YOUR INSTRUCTIONS:
Will you extract the entries word for word? Images should not appear in the copy.
--- RECORDS SHOWN ---
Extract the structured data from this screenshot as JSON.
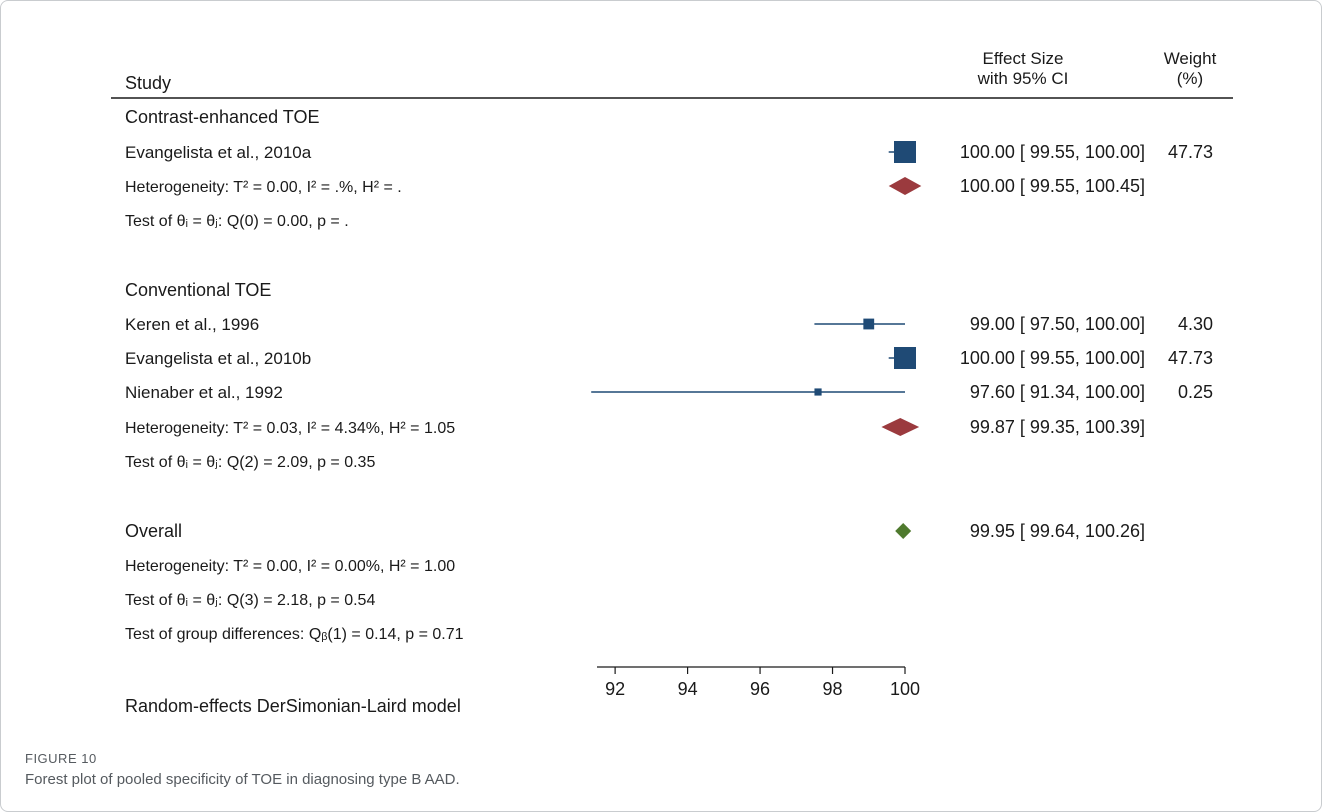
{
  "figure": {
    "label": "FIGURE 10",
    "caption": "Forest plot of pooled specificity of TOE in diagnosing type B AAD."
  },
  "colors": {
    "study_marker": "#1f4a75",
    "subgroup_diamond": "#9b3a3e",
    "overall_diamond": "#4f7a2e",
    "text": "#1a1a1a"
  },
  "chart_data": {
    "type": "forest",
    "headers": {
      "study": "Study",
      "effect": "Effect Size",
      "effect_sub": "with 95% CI",
      "weight": "Weight",
      "weight_sub": "(%)"
    },
    "xlim": [
      91.5,
      100
    ],
    "ticks": [
      92,
      94,
      96,
      98,
      100
    ],
    "model_note": "Random-effects DerSimonian-Laird model",
    "rows": [
      {
        "kind": "group",
        "label": "Contrast-enhanced TOE"
      },
      {
        "kind": "study",
        "label": "Evangelista et al., 2010a",
        "es": 100.0,
        "lo": 99.55,
        "hi": 100.0,
        "weight": 47.73,
        "text": "100.00 [  99.55,  100.00]",
        "weight_text": "47.73"
      },
      {
        "kind": "diamond",
        "label": "Heterogeneity: T² = 0.00, I² = .%, H² = .",
        "es": 100.0,
        "lo": 99.55,
        "hi": 100.45,
        "color": "subgroup",
        "text": "100.00 [  99.55,  100.45]"
      },
      {
        "kind": "note",
        "label": "Test of θᵢ = θⱼ:  Q(0) =  0.00,  p = ."
      },
      {
        "kind": "spacer"
      },
      {
        "kind": "group",
        "label": "Conventional TOE"
      },
      {
        "kind": "study",
        "label": "Keren et al., 1996",
        "es": 99.0,
        "lo": 97.5,
        "hi": 100.0,
        "weight": 4.3,
        "text": "99.00 [  97.50,  100.00]",
        "weight_text": "4.30"
      },
      {
        "kind": "study",
        "label": "Evangelista et al., 2010b",
        "es": 100.0,
        "lo": 99.55,
        "hi": 100.0,
        "weight": 47.73,
        "text": "100.00 [  99.55,  100.00]",
        "weight_text": "47.73"
      },
      {
        "kind": "study",
        "label": "Nienaber et al., 1992",
        "es": 97.6,
        "lo": 91.34,
        "hi": 100.0,
        "weight": 0.25,
        "text": "97.60 [  91.34,  100.00]",
        "weight_text": "0.25"
      },
      {
        "kind": "diamond",
        "label": "Heterogeneity: T² = 0.03, I² = 4.34%, H² = 1.05",
        "es": 99.87,
        "lo": 99.35,
        "hi": 100.39,
        "color": "subgroup",
        "text": "99.87 [  99.35,  100.39]"
      },
      {
        "kind": "note",
        "label": "Test of θᵢ = θⱼ: Q(2) = 2.09, p = 0.35"
      },
      {
        "kind": "spacer"
      },
      {
        "kind": "overall",
        "label": "Overall",
        "es": 99.95,
        "lo": 99.64,
        "hi": 100.26,
        "color": "overall",
        "text": "99.95 [  99.64,  100.26]"
      },
      {
        "kind": "note",
        "label": "Heterogeneity: T² = 0.00, I² = 0.00%, H² = 1.00"
      },
      {
        "kind": "note",
        "label": "Test of θᵢ = θⱼ:  Q(3) = 2.18, p = 0.54"
      },
      {
        "kind": "note",
        "label": "Test of group differences: Qᵦ(1) = 0.14, p = 0.71"
      }
    ]
  }
}
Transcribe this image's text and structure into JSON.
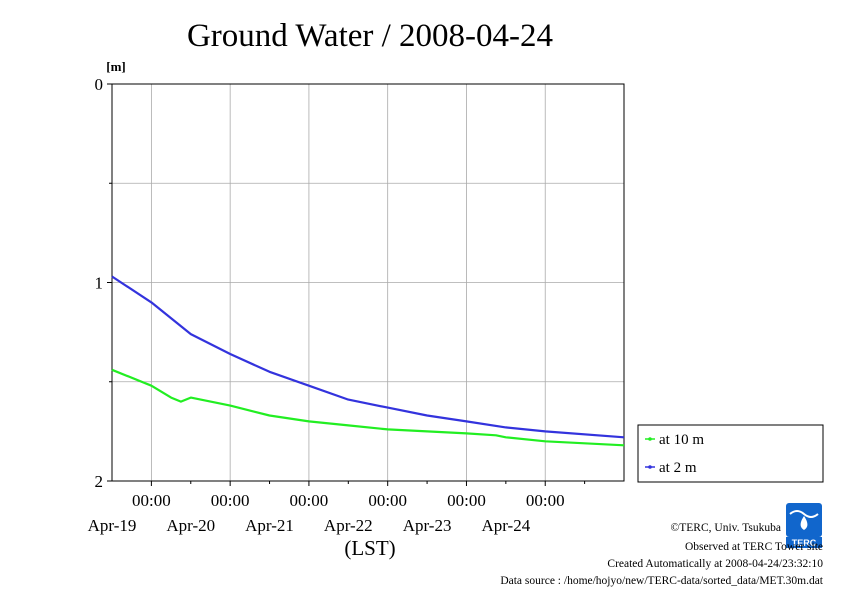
{
  "chart_data": {
    "type": "line",
    "title": "Ground Water / 2008-04-24",
    "xlabel": "(LST)",
    "ylabel": "[m]",
    "y_inverted": true,
    "ylim": [
      0,
      2
    ],
    "yticks": [
      "0",
      "1",
      "2"
    ],
    "xlim_days": [
      "Apr-18 12:00",
      "Apr-24 24:00"
    ],
    "x_tick_time_label": "00:00",
    "x_tick_dates": [
      "Apr-19",
      "Apr-20",
      "Apr-21",
      "Apr-22",
      "Apr-23",
      "Apr-24"
    ],
    "grid": true,
    "legend_position": "right",
    "series": [
      {
        "name": "at 10 m",
        "color": "#22ee22",
        "x": [
          "Apr-18 12:00",
          "Apr-19 00:00",
          "Apr-19 06:00",
          "Apr-19 09:00",
          "Apr-19 12:00",
          "Apr-20 00:00",
          "Apr-20 12:00",
          "Apr-21 00:00",
          "Apr-21 12:00",
          "Apr-22 00:00",
          "Apr-22 12:00",
          "Apr-23 00:00",
          "Apr-23 09:00",
          "Apr-23 12:00",
          "Apr-24 00:00",
          "Apr-24 24:00"
        ],
        "values": [
          1.44,
          1.52,
          1.58,
          1.6,
          1.58,
          1.62,
          1.67,
          1.7,
          1.72,
          1.74,
          1.75,
          1.76,
          1.77,
          1.78,
          1.8,
          1.82
        ]
      },
      {
        "name": "at 2 m",
        "color": "#3333dd",
        "x": [
          "Apr-18 12:00",
          "Apr-19 00:00",
          "Apr-19 12:00",
          "Apr-20 00:00",
          "Apr-20 12:00",
          "Apr-21 00:00",
          "Apr-21 12:00",
          "Apr-22 00:00",
          "Apr-22 12:00",
          "Apr-23 00:00",
          "Apr-23 12:00",
          "Apr-24 00:00",
          "Apr-24 24:00"
        ],
        "values": [
          0.97,
          1.1,
          1.26,
          1.36,
          1.45,
          1.52,
          1.59,
          1.63,
          1.67,
          1.7,
          1.73,
          1.75,
          1.78
        ]
      }
    ]
  },
  "footer": {
    "copyright": "©TERC, Univ. Tsukuba",
    "observed": "Observed at TERC Tower site",
    "created": "Created Automatically at 2008-04-24/23:32:10",
    "source": "Data source : /home/hojyo/new/TERC-data/sorted_data/MET.30m.dat"
  },
  "logo": {
    "text": "TERC",
    "icon": "terc-logo-icon",
    "colors": [
      "#1166cc",
      "#ffffff"
    ]
  }
}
---
ANSWER:
Extract the structured data from this screenshot as JSON.
{
  "figure": {
    "label": "FIGURE 10",
    "caption": "Forest plot of pooled specificity of TOE in diagnosing type B AAD."
  },
  "colors": {
    "study_marker": "#1f4a75",
    "subgroup_diamond": "#9b3a3e",
    "overall_diamond": "#4f7a2e",
    "text": "#1a1a1a"
  },
  "chart_data": {
    "type": "forest",
    "headers": {
      "study": "Study",
      "effect": "Effect Size",
      "effect_sub": "with 95% CI",
      "weight": "Weight",
      "weight_sub": "(%)"
    },
    "xlim": [
      91.5,
      100
    ],
    "ticks": [
      92,
      94,
      96,
      98,
      100
    ],
    "model_note": "Random-effects DerSimonian-Laird model",
    "rows": [
      {
        "kind": "group",
        "label": "Contrast-enhanced TOE"
      },
      {
        "kind": "study",
        "label": "Evangelista et al., 2010a",
        "es": 100.0,
        "lo": 99.55,
        "hi": 100.0,
        "weight": 47.73,
        "text": "100.00 [  99.55,  100.00]",
        "weight_text": "47.73"
      },
      {
        "kind": "diamond",
        "label": "Heterogeneity: T² = 0.00, I² = .%, H² = .",
        "es": 100.0,
        "lo": 99.55,
        "hi": 100.45,
        "color": "subgroup",
        "text": "100.00 [  99.55,  100.45]"
      },
      {
        "kind": "note",
        "label": "Test of θᵢ = θⱼ:  Q(0) =  0.00,  p = ."
      },
      {
        "kind": "spacer"
      },
      {
        "kind": "group",
        "label": "Conventional TOE"
      },
      {
        "kind": "study",
        "label": "Keren et al., 1996",
        "es": 99.0,
        "lo": 97.5,
        "hi": 100.0,
        "weight": 4.3,
        "text": "99.00 [  97.50,  100.00]",
        "weight_text": "4.30"
      },
      {
        "kind": "study",
        "label": "Evangelista et al., 2010b",
        "es": 100.0,
        "lo": 99.55,
        "hi": 100.0,
        "weight": 47.73,
        "text": "100.00 [  99.55,  100.00]",
        "weight_text": "47.73"
      },
      {
        "kind": "study",
        "label": "Nienaber et al., 1992",
        "es": 97.6,
        "lo": 91.34,
        "hi": 100.0,
        "weight": 0.25,
        "text": "97.60 [  91.34,  100.00]",
        "weight_text": "0.25"
      },
      {
        "kind": "diamond",
        "label": "Heterogeneity: T² = 0.03, I² = 4.34%, H² = 1.05",
        "es": 99.87,
        "lo": 99.35,
        "hi": 100.39,
        "color": "subgroup",
        "text": "99.87 [  99.35,  100.39]"
      },
      {
        "kind": "note",
        "label": "Test of θᵢ = θⱼ: Q(2) = 2.09, p = 0.35"
      },
      {
        "kind": "spacer"
      },
      {
        "kind": "overall",
        "label": "Overall",
        "es": 99.95,
        "lo": 99.64,
        "hi": 100.26,
        "color": "overall",
        "text": "99.95 [  99.64,  100.26]"
      },
      {
        "kind": "note",
        "label": "Heterogeneity: T² = 0.00, I² = 0.00%, H² = 1.00"
      },
      {
        "kind": "note",
        "label": "Test of θᵢ = θⱼ:  Q(3) = 2.18, p = 0.54"
      },
      {
        "kind": "note",
        "label": "Test of group differences: Qᵦ(1) = 0.14, p = 0.71"
      }
    ]
  }
}
Transcribe this image's text and structure into JSON.
{
  "chart_data": {
    "type": "line",
    "title": "Ground Water / 2008-04-24",
    "xlabel": "(LST)",
    "ylabel": "[m]",
    "y_inverted": true,
    "ylim": [
      0,
      2
    ],
    "yticks": [
      "0",
      "1",
      "2"
    ],
    "xlim_days": [
      "Apr-18 12:00",
      "Apr-24 24:00"
    ],
    "x_tick_time_label": "00:00",
    "x_tick_dates": [
      "Apr-19",
      "Apr-20",
      "Apr-21",
      "Apr-22",
      "Apr-23",
      "Apr-24"
    ],
    "grid": true,
    "legend_position": "right",
    "series": [
      {
        "name": "at 10 m",
        "color": "#22ee22",
        "x": [
          "Apr-18 12:00",
          "Apr-19 00:00",
          "Apr-19 06:00",
          "Apr-19 09:00",
          "Apr-19 12:00",
          "Apr-20 00:00",
          "Apr-20 12:00",
          "Apr-21 00:00",
          "Apr-21 12:00",
          "Apr-22 00:00",
          "Apr-22 12:00",
          "Apr-23 00:00",
          "Apr-23 09:00",
          "Apr-23 12:00",
          "Apr-24 00:00",
          "Apr-24 24:00"
        ],
        "values": [
          1.44,
          1.52,
          1.58,
          1.6,
          1.58,
          1.62,
          1.67,
          1.7,
          1.72,
          1.74,
          1.75,
          1.76,
          1.77,
          1.78,
          1.8,
          1.82
        ]
      },
      {
        "name": "at 2 m",
        "color": "#3333dd",
        "x": [
          "Apr-18 12:00",
          "Apr-19 00:00",
          "Apr-19 12:00",
          "Apr-20 00:00",
          "Apr-20 12:00",
          "Apr-21 00:00",
          "Apr-21 12:00",
          "Apr-22 00:00",
          "Apr-22 12:00",
          "Apr-23 00:00",
          "Apr-23 12:00",
          "Apr-24 00:00",
          "Apr-24 24:00"
        ],
        "values": [
          0.97,
          1.1,
          1.26,
          1.36,
          1.45,
          1.52,
          1.59,
          1.63,
          1.67,
          1.7,
          1.73,
          1.75,
          1.78
        ]
      }
    ]
  },
  "footer": {
    "copyright": "©TERC, Univ. Tsukuba",
    "observed": "Observed at TERC Tower site",
    "created": "Created Automatically at 2008-04-24/23:32:10",
    "source": "Data source : /home/hojyo/new/TERC-data/sorted_data/MET.30m.dat"
  },
  "logo": {
    "text": "TERC",
    "icon": "terc-logo-icon",
    "colors": [
      "#1166cc",
      "#ffffff"
    ]
  }
}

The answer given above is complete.